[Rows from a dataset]
┄┄┄┄┄┄

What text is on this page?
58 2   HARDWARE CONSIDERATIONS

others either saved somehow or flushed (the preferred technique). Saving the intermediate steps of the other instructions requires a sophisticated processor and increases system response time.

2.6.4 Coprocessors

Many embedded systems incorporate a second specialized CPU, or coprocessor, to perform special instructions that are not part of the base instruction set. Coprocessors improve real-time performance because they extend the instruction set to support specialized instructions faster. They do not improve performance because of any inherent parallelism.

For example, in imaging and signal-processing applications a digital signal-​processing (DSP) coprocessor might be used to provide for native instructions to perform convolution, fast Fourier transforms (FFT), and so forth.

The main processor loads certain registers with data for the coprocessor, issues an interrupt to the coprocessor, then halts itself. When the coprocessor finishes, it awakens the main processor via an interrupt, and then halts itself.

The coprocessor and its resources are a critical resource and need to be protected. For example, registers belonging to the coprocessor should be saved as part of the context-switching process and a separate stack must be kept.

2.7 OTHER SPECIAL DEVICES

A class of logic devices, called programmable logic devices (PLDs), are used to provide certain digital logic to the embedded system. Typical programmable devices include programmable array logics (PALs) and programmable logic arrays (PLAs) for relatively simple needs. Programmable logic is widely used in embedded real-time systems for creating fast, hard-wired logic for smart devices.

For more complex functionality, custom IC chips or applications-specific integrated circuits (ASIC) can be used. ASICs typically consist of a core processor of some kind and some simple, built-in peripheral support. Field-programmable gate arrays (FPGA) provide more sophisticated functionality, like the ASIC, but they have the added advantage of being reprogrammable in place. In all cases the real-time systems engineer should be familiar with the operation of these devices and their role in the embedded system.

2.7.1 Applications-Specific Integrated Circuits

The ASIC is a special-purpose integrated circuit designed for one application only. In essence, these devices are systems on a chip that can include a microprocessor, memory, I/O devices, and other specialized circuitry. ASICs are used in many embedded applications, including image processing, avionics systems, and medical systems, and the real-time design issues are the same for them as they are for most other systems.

┄┄┄┄┄┄

WHAT TO PRODUCE - From the entries above, extract each line containing "these".

COMPLETED EXERCISE -
For more complex functionality, custom IC chips or applications-specific integrated circuits (ASIC) can be used. ASICs typically consist of a core processor of some kind and some simple, built-in peripheral support. Field-programmable gate arrays (FPGA) provide more sophisticated functionality, like the ASIC, but they have the added advantage of being reprogrammable in place. In all cases the real-time systems engineer should be familiar with the operation of these devices and their role in the embedded system.
The ASIC is a special-purpose integrated circuit designed for one application only. In essence, these devices are systems on a chip that can include a microprocessor, memory, I/O devices, and other specialized circuitry. ASICs are used in many embedded applications, including image processing, avionics systems, and medical systems, and the real-time design issues are the same for them as they are for most other systems.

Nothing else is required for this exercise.